■ Work to do: Every record here needs to be written out again exactly.

################

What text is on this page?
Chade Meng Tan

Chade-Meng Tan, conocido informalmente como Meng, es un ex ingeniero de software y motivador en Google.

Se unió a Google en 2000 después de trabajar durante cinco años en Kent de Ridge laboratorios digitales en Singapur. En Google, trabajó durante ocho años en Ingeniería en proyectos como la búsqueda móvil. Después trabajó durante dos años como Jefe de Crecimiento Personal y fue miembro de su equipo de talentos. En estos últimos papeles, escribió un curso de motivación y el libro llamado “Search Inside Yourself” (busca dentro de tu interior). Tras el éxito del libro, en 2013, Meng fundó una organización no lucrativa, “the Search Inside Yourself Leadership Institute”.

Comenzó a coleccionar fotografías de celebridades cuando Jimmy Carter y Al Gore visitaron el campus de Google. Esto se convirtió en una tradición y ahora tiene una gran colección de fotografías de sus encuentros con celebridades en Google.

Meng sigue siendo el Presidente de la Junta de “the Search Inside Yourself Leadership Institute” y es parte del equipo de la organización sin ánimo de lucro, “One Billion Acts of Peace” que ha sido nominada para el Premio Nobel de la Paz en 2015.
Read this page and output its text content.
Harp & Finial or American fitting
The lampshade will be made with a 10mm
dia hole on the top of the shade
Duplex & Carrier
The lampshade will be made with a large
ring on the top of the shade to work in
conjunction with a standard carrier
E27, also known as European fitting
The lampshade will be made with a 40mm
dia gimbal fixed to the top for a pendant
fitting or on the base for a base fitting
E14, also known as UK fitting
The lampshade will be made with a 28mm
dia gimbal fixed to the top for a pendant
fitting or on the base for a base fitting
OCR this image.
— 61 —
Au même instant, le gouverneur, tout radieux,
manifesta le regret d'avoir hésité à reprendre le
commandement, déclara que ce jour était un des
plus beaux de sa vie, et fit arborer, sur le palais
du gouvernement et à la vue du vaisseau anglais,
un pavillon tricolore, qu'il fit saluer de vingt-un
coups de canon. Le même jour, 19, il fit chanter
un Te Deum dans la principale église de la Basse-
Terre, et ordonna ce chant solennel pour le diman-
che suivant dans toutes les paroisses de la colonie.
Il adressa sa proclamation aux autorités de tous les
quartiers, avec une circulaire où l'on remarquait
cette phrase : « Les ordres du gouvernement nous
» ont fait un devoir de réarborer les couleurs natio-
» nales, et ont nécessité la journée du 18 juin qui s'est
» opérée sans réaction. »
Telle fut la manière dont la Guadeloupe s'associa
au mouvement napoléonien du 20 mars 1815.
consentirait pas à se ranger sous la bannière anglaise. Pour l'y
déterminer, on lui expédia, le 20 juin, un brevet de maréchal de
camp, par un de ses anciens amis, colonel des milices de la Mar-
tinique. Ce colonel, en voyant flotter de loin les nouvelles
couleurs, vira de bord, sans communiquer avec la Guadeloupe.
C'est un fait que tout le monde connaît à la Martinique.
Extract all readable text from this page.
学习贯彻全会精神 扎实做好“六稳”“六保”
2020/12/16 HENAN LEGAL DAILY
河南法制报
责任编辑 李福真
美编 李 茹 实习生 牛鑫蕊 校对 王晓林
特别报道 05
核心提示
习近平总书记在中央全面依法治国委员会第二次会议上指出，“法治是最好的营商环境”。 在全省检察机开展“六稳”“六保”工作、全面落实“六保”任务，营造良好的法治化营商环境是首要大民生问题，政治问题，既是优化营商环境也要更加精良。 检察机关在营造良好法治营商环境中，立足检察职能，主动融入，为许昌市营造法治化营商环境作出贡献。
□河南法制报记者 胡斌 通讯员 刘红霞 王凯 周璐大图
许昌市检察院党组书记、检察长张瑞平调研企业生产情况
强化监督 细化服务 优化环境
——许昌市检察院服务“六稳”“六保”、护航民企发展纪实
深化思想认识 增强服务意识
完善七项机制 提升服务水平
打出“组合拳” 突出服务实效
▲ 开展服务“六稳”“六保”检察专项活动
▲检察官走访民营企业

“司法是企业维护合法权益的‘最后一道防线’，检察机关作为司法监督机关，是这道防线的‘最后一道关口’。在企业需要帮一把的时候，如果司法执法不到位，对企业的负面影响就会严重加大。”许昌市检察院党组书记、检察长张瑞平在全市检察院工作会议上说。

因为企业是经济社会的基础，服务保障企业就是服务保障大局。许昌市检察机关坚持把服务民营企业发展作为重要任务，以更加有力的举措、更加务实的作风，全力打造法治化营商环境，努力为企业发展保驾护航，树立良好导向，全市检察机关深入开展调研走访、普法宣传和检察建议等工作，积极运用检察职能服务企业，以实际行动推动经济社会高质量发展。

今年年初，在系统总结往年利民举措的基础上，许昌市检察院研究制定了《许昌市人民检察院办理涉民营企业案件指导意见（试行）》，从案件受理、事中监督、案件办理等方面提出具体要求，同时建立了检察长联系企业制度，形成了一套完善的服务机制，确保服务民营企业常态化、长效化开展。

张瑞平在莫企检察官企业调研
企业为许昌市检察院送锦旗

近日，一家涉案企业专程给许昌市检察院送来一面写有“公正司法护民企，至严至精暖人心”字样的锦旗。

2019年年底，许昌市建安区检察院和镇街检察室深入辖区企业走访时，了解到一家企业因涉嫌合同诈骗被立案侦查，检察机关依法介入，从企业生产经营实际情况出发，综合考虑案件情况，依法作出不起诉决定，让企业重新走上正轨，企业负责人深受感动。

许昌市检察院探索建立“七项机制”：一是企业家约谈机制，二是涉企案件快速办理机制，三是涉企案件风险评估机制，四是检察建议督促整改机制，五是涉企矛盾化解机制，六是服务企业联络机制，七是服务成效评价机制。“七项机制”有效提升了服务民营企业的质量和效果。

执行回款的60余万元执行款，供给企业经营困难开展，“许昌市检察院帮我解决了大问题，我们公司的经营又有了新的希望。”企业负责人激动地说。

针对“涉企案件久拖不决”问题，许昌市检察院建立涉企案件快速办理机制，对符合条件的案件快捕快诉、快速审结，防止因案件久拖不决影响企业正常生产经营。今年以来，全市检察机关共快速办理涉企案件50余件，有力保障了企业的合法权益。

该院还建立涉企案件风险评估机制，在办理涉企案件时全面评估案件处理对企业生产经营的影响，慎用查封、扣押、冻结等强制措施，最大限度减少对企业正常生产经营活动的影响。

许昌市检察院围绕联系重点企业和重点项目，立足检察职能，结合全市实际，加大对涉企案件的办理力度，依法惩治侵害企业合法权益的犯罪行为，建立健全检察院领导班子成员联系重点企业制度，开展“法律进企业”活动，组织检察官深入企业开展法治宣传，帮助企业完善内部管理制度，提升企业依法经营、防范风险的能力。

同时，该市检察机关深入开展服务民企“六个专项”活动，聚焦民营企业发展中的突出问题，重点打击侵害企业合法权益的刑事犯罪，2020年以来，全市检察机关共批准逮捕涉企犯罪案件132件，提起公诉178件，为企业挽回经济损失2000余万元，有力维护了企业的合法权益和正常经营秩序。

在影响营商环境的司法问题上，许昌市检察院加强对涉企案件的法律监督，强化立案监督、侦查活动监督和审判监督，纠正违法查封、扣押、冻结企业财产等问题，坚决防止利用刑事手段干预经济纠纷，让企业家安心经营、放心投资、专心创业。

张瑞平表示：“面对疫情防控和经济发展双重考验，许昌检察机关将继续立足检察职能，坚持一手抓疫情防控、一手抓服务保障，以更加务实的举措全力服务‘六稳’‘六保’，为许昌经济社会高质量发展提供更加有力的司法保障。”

################

■ The answer:
What text is on this page?
Chade Meng Tan

Chade-Meng Tan, conocido informalmente como Meng, es un ex ingeniero de software y motivador en Google.

Se unió a Google en 2000 después de trabajar durante cinco años en Kent de Ridge laboratorios digitales en Singapur. En Google, trabajó durante ocho años en Ingeniería en proyectos como la búsqueda móvil. Después trabajó durante dos años como Jefe de Crecimiento Personal y fue miembro de su equipo de talentos. En estos últimos papeles, escribió un curso de motivación y el libro llamado “Search Inside Yourself” (busca dentro de tu interior). Tras el éxito del libro, en 2013, Meng fundó una organización no lucrativa, “the Search Inside Yourself Leadership Institute”.

Comenzó a coleccionar fotografías de celebridades cuando Jimmy Carter y Al Gore visitaron el campus de Google. Esto se convirtió en una tradición y ahora tiene una gran colección de fotografías de sus encuentros con celebridades en Google.

Meng sigue siendo el Presidente de la Junta de “the Search Inside Yourself Leadership Institute” y es parte del equipo de la organización sin ánimo de lucro, “One Billion Acts of Peace” que ha sido nominada para el Premio Nobel de la Paz en 2015.
Read this page and output its text content.
Harp & Finial or American fitting
The lampshade will be made with a 10mm
dia hole on the top of the shade
Duplex & Carrier
The lampshade will be made with a large
ring on the top of the shade to work in
conjunction with a standard carrier
E27, also known as European fitting
The lampshade will be made with a 40mm
dia gimbal fixed to the top for a pendant
fitting or on the base for a base fitting
E14, also known as UK fitting
The lampshade will be made with a 28mm
dia gimbal fixed to the top for a pendant
fitting or on the base for a base fitting
OCR this image.
— 61 —
Au même instant, le gouverneur, tout radieux,
manifesta le regret d'avoir hésité à reprendre le
commandement, déclara que ce jour était un des
plus beaux de sa vie, et fit arborer, sur le palais
du gouvernement et à la vue du vaisseau anglais,
un pavillon tricolore, qu'il fit saluer de vingt-un
coups de canon. Le même jour, 19, il fit chanter
un Te Deum dans la principale église de la Basse-
Terre, et ordonna ce chant solennel pour le diman-
che suivant dans toutes les paroisses de la colonie.
Il adressa sa proclamation aux autorités de tous les
quartiers, avec une circulaire où l'on remarquait
cette phrase : « Les ordres du gouvernement nous
» ont fait un devoir de réarborer les couleurs natio-
» nales, et ont nécessité la journée du 18 juin qui s'est
» opérée sans réaction. »
Telle fut la manière dont la Guadeloupe s'associa
au mouvement napoléonien du 20 mars 1815.
consentirait pas à se ranger sous la bannière anglaise. Pour l'y
déterminer, on lui expédia, le 20 juin, un brevet de maréchal de
camp, par un de ses anciens amis, colonel des milices de la Mar-
tinique. Ce colonel, en voyant flotter de loin les nouvelles
couleurs, vira de bord, sans communiquer avec la Guadeloupe.
C'est un fait que tout le monde connaît à la Martinique.
Extract all readable text from this page.
学习贯彻全会精神 扎实做好“六稳”“六保”
2020/12/16 HENAN LEGAL DAILY
河南法制报
责任编辑 李福真
美编 李 茹 实习生 牛鑫蕊 校对 王晓林
特别报道 05
核心提示
习近平总书记在中央全面依法治国委员会第二次会议上指出，“法治是最好的营商环境”。 在全省检察机开展“六稳”“六保”工作、全面落实“六保”任务，营造良好的法治化营商环境是首要大民生问题，政治问题，既是优化营商环境也要更加精良。 检察机关在营造良好法治营商环境中，立足检察职能，主动融入，为许昌市营造法治化营商环境作出贡献。
□河南法制报记者 胡斌 通讯员 刘红霞 王凯 周璐大图
许昌市检察院党组书记、检察长张瑞平调研企业生产情况
强化监督 细化服务 优化环境
——许昌市检察院服务“六稳”“六保”、护航民企发展纪实
深化思想认识 增强服务意识
完善七项机制 提升服务水平
打出“组合拳” 突出服务实效
▲ 开展服务“六稳”“六保”检察专项活动
▲检察官走访民营企业

“司法是企业维护合法权益的‘最后一道防线’，检察机关作为司法监督机关，是这道防线的‘最后一道关口’。在企业需要帮一把的时候，如果司法执法不到位，对企业的负面影响就会严重加大。”许昌市检察院党组书记、检察长张瑞平在全市检察院工作会议上说。

因为企业是经济社会的基础，服务保障企业就是服务保障大局。许昌市检察机关坚持把服务民营企业发展作为重要任务，以更加有力的举措、更加务实的作风，全力打造法治化营商环境，努力为企业发展保驾护航，树立良好导向，全市检察机关深入开展调研走访、普法宣传和检察建议等工作，积极运用检察职能服务企业，以实际行动推动经济社会高质量发展。

今年年初，在系统总结往年利民举措的基础上，许昌市检察院研究制定了《许昌市人民检察院办理涉民营企业案件指导意见（试行）》，从案件受理、事中监督、案件办理等方面提出具体要求，同时建立了检察长联系企业制度，形成了一套完善的服务机制，确保服务民营企业常态化、长效化开展。

张瑞平在莫企检察官企业调研
企业为许昌市检察院送锦旗

近日，一家涉案企业专程给许昌市检察院送来一面写有“公正司法护民企，至严至精暖人心”字样的锦旗。

2019年年底，许昌市建安区检察院和镇街检察室深入辖区企业走访时，了解到一家企业因涉嫌合同诈骗被立案侦查，检察机关依法介入，从企业生产经营实际情况出发，综合考虑案件情况，依法作出不起诉决定，让企业重新走上正轨，企业负责人深受感动。

许昌市检察院探索建立“七项机制”：一是企业家约谈机制，二是涉企案件快速办理机制，三是涉企案件风险评估机制，四是检察建议督促整改机制，五是涉企矛盾化解机制，六是服务企业联络机制，七是服务成效评价机制。“七项机制”有效提升了服务民营企业的质量和效果。

执行回款的60余万元执行款，供给企业经营困难开展，“许昌市检察院帮我解决了大问题，我们公司的经营又有了新的希望。”企业负责人激动地说。

针对“涉企案件久拖不决”问题，许昌市检察院建立涉企案件快速办理机制，对符合条件的案件快捕快诉、快速审结，防止因案件久拖不决影响企业正常生产经营。今年以来，全市检察机关共快速办理涉企案件50余件，有力保障了企业的合法权益。

该院还建立涉企案件风险评估机制，在办理涉企案件时全面评估案件处理对企业生产经营的影响，慎用查封、扣押、冻结等强制措施，最大限度减少对企业正常生产经营活动的影响。

许昌市检察院围绕联系重点企业和重点项目，立足检察职能，结合全市实际，加大对涉企案件的办理力度，依法惩治侵害企业合法权益的犯罪行为，建立健全检察院领导班子成员联系重点企业制度，开展“法律进企业”活动，组织检察官深入企业开展法治宣传，帮助企业完善内部管理制度，提升企业依法经营、防范风险的能力。

同时，该市检察机关深入开展服务民企“六个专项”活动，聚焦民营企业发展中的突出问题，重点打击侵害企业合法权益的刑事犯罪，2020年以来，全市检察机关共批准逮捕涉企犯罪案件132件，提起公诉178件，为企业挽回经济损失2000余万元，有力维护了企业的合法权益和正常经营秩序。

在影响营商环境的司法问题上，许昌市检察院加强对涉企案件的法律监督，强化立案监督、侦查活动监督和审判监督，纠正违法查封、扣押、冻结企业财产等问题，坚决防止利用刑事手段干预经济纠纷，让企业家安心经营、放心投资、专心创业。

张瑞平表示：“面对疫情防控和经济发展双重考验，许昌检察机关将继续立足检察职能，坚持一手抓疫情防控、一手抓服务保障，以更加务实的举措全力服务‘六稳’‘六保’，为许昌经济社会高质量发展提供更加有力的司法保障。”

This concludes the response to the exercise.